::: EXCERPTED DATA :::

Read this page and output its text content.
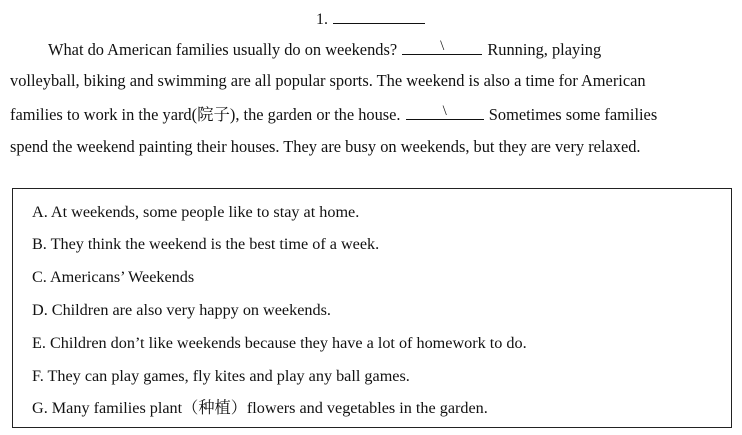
1.
What do American families usually do on weekends?	\	Running, playing
volleyball, biking and swimming are all popular sports. The weekend is also a time for American
families to work in the yard(院子), the garden or the house.	\	Sometimes some families
spend the weekend painting their houses. They are busy on weekends, but they are very relaxed.
A. At weekends, some people like to stay at home.
B. They think the weekend is the best time of a week.
C. Americans’ Weekends
D. Children are also very happy on weekends.
E. Children don’t like weekends because they have a lot of homework to do.
F. They can play games, fly kites and play any ball games.
G. Many families plant（种植）flowers and vegetables in the garden.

:::

- _STATED EXERCISE_
Repeat the material above verbatim. Leave the pictures behind.

- _RESULT_
Read this page and output its text content.
1.
What do American families usually do on weekends?	\	Running, playing
volleyball, biking and swimming are all popular sports. The weekend is also a time for American
families to work in the yard(院子), the garden or the house.	\	Sometimes some families
spend the weekend painting their houses. They are busy on weekends, but they are very relaxed.
A. At weekends, some people like to stay at home.
B. They think the weekend is the best time of a week.
C. Americans’ Weekends
D. Children are also very happy on weekends.
E. Children don’t like weekends because they have a lot of homework to do.
F. They can play games, fly kites and play any ball games.
G. Many families plant（种植）flowers and vegetables in the garden.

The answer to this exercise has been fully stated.